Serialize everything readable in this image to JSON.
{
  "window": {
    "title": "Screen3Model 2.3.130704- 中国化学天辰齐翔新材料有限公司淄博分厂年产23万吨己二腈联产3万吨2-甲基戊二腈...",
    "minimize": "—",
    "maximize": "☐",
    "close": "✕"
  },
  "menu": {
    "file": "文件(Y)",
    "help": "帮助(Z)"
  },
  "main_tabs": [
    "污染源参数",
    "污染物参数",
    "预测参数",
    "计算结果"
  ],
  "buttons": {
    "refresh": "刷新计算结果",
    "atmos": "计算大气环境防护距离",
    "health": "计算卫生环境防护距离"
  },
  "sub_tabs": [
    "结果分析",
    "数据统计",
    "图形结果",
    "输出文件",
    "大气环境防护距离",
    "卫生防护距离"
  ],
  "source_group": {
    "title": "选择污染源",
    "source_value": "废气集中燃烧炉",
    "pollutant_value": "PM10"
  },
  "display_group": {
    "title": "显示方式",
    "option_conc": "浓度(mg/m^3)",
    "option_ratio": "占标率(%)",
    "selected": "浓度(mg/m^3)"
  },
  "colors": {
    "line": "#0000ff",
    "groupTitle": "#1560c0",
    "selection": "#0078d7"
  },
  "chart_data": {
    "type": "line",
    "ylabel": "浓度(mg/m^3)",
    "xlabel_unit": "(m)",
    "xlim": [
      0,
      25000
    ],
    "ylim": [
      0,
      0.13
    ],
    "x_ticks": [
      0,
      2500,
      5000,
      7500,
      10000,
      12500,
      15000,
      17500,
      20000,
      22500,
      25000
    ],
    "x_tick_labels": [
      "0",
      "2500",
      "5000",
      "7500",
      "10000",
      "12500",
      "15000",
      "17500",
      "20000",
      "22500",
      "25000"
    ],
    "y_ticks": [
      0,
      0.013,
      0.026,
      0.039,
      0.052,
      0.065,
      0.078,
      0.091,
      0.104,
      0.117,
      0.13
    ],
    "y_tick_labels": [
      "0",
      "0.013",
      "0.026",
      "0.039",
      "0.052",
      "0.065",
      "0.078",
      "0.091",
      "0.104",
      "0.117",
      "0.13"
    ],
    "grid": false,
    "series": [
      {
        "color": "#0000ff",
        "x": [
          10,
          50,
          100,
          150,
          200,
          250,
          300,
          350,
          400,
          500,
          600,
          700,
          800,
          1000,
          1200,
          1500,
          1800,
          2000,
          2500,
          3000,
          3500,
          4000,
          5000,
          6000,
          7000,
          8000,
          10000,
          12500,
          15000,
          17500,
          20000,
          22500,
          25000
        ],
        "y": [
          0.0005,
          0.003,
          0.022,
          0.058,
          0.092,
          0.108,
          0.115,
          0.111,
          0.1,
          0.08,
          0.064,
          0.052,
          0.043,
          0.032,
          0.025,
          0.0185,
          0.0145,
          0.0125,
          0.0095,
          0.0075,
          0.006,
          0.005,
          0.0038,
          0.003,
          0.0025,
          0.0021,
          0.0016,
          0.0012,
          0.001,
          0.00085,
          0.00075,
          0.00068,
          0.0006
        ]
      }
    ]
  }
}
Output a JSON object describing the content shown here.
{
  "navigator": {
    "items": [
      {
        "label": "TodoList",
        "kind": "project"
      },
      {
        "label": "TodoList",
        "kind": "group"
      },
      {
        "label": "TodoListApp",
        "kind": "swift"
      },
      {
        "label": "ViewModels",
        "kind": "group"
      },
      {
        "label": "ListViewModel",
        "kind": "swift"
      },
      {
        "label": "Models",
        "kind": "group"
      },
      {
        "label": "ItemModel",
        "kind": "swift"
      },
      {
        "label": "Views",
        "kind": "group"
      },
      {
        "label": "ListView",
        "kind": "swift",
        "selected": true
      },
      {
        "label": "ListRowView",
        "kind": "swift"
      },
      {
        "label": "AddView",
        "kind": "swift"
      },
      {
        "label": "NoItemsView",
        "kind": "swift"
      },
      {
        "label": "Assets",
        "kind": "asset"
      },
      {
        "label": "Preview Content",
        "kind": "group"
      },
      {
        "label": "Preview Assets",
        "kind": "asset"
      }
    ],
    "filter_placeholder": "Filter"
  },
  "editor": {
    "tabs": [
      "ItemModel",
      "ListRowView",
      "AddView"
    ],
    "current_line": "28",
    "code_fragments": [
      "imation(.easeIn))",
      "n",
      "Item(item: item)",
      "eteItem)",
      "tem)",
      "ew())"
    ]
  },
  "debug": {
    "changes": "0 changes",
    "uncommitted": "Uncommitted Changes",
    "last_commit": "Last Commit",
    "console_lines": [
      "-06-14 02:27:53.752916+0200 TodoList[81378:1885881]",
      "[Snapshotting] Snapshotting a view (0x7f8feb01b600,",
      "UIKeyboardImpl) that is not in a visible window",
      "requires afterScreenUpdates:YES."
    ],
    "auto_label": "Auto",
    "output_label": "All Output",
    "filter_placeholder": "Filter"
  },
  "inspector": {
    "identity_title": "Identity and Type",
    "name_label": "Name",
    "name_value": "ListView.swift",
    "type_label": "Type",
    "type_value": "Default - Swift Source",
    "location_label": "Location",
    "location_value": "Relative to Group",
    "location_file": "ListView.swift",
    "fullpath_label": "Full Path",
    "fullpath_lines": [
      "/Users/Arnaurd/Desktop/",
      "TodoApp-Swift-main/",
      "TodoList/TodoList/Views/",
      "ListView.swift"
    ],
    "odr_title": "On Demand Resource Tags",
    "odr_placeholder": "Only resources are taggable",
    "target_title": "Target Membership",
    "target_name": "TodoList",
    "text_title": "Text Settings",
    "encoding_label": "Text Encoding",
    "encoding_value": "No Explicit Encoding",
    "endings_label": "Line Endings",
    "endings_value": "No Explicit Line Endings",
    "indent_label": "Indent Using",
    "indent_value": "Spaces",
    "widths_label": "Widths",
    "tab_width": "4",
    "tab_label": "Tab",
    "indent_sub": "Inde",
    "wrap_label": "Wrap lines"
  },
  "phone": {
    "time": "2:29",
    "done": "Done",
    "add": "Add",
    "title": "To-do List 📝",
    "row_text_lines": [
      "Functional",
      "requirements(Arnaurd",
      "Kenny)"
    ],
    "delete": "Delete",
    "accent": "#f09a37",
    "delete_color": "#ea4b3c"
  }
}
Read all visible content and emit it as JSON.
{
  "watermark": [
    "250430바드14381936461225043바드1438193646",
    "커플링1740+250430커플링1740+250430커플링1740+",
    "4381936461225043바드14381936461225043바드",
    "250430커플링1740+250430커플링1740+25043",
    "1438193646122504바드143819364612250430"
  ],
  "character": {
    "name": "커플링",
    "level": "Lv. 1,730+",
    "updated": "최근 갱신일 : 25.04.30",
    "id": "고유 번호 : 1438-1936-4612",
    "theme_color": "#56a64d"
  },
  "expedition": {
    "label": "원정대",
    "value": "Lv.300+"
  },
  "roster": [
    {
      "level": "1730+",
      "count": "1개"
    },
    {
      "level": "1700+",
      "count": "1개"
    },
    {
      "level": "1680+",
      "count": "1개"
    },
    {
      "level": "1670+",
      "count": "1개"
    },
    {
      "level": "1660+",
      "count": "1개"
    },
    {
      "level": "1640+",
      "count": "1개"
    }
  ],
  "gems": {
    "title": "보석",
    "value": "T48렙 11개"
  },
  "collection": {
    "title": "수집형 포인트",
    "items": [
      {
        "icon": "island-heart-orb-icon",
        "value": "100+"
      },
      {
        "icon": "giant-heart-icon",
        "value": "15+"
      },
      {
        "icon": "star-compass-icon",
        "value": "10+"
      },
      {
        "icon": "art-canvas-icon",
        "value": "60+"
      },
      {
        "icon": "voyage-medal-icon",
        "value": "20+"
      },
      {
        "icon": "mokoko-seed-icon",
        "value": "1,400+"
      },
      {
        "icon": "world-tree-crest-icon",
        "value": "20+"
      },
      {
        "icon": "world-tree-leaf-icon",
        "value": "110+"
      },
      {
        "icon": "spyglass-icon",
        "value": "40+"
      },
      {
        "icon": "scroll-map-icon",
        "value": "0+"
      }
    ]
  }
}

**Written problem:** Find every line in the records that contains the word "Views"; copy those lines.

**Problem solution:**
        "label": "Views",
      "TodoList/TodoList/Views/",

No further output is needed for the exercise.